Task prompt: Return all of the data exactly, with nothing left out but the pictures.

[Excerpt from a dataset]
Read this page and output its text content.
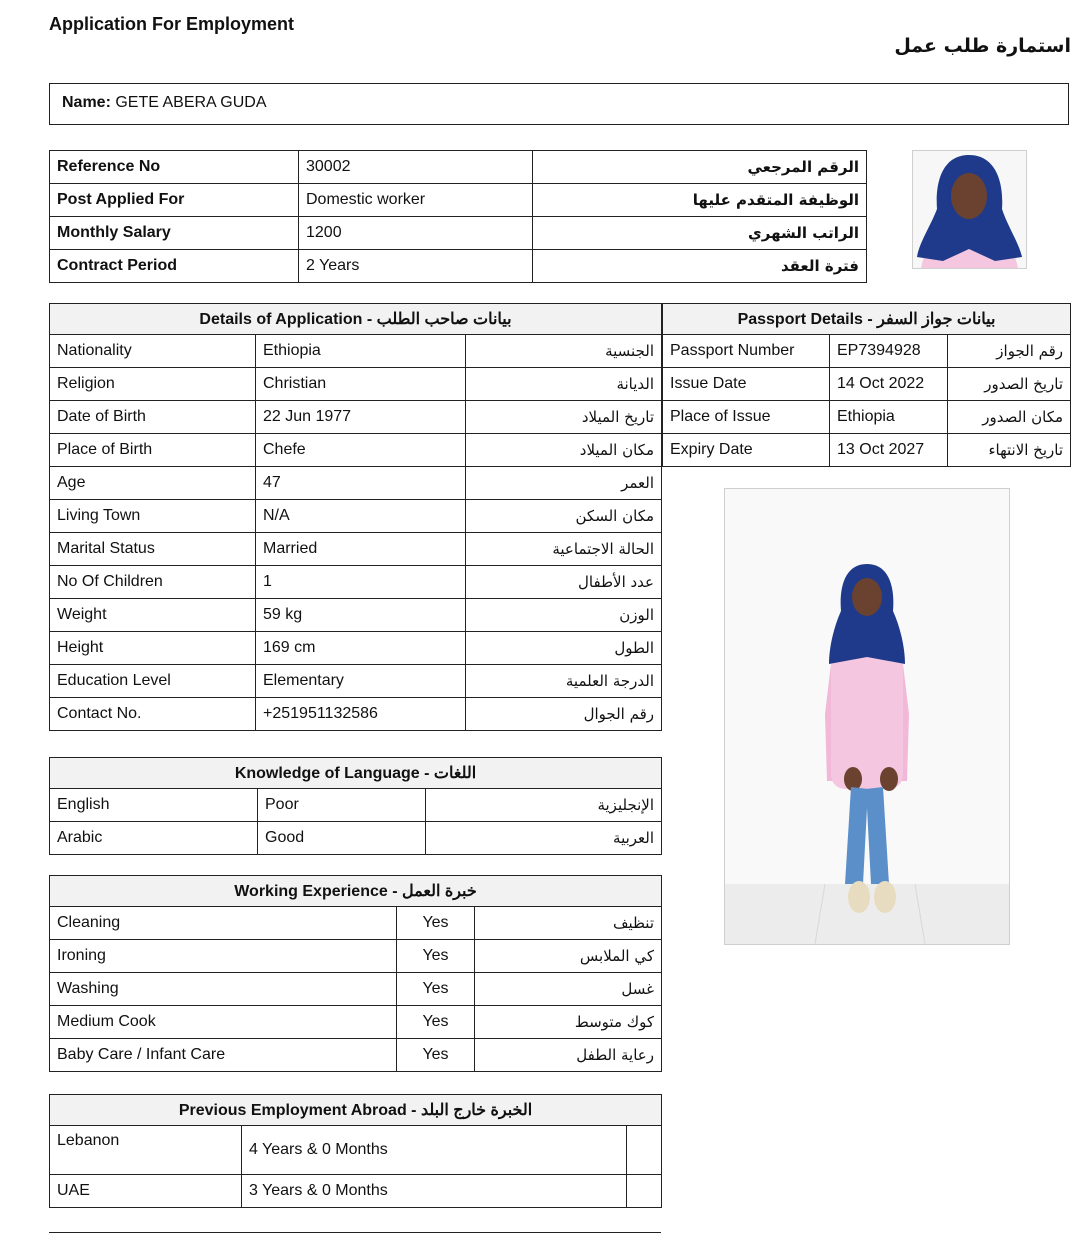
Application For Employment
استمارة طلب عمل
Name: GETE ABERA GUDA
Reference No	30002	الرقم المرجعي
Post Applied For	Domestic worker	الوظيفة المتقدم عليها
Monthly Salary	1200	الراتب الشهري
Contract Period	2 Years	فترة العقد
Details of Application - بيانات صاحب الطلب		
Nationality	Ethiopia	الجنسية
Religion	Christian	الديانة
Date of Birth	22 Jun 1977	تاريخ الميلاد
Place of Birth	Chefe	مكان الميلاد
Age	47	العمر
Living Town	N/A	مكان السكن
Marital Status	Married	الحالة الاجتماعية
No Of Children	1	عدد الأطفال
Weight	59 kg	الوزن
Height	169 cm	الطول
Education Level	Elementary	الدرجة العلمية
Contact No.	+251951132586	رقم الجوال
Passport Details - بيانات جواز السفر		
Passport Number	EP7394928	رقم الجواز
Issue Date	14 Oct 2022	تاريخ الصدور
Place of Issue	Ethiopia	مكان الصدور
Expiry Date	13 Oct 2027	تاريخ الانتهاء
Knowledge of Language - اللغات		
English	Poor	الإنجليزية
Arabic	Good	العربية
Working Experience - خبرة العمل		
Cleaning	Yes	تنظيف
Ironing	Yes	كي الملابس
Washing	Yes	غسل
Medium Cook	Yes	كوك متوسط
Baby Care / Infant Care	Yes	رعاية الطفل
Previous Employment Abroad - الخبرة خارج البلد		
Lebanon	4 Years & 0 Months	
UAE	3 Years & 0 Months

Answer to the problem:
Read this page and output its text content.
Application For Employment
استمارة طلب عمل
Name: GETE ABERA GUDA
Reference No	30002	الرقم المرجعي
Post Applied For	Domestic worker	الوظيفة المتقدم عليها
Monthly Salary	1200	الراتب الشهري
Contract Period	2 Years	فترة العقد
Details of Application - بيانات صاحب الطلب		
Nationality	Ethiopia	الجنسية
Religion	Christian	الديانة
Date of Birth	22 Jun 1977	تاريخ الميلاد
Place of Birth	Chefe	مكان الميلاد
Age	47	العمر
Living Town	N/A	مكان السكن
Marital Status	Married	الحالة الاجتماعية
No Of Children	1	عدد الأطفال
Weight	59 kg	الوزن
Height	169 cm	الطول
Education Level	Elementary	الدرجة العلمية
Contact No.	+251951132586	رقم الجوال
Passport Details - بيانات جواز السفر		
Passport Number	EP7394928	رقم الجواز
Issue Date	14 Oct 2022	تاريخ الصدور
Place of Issue	Ethiopia	مكان الصدور
Expiry Date	13 Oct 2027	تاريخ الانتهاء
Knowledge of Language - اللغات		
English	Poor	الإنجليزية
Arabic	Good	العربية
Working Experience - خبرة العمل		
Cleaning	Yes	تنظيف
Ironing	Yes	كي الملابس
Washing	Yes	غسل
Medium Cook	Yes	كوك متوسط
Baby Care / Infant Care	Yes	رعاية الطفل
Previous Employment Abroad - الخبرة خارج البلد		
Lebanon	4 Years & 0 Months	
UAE	3 Years & 0 Months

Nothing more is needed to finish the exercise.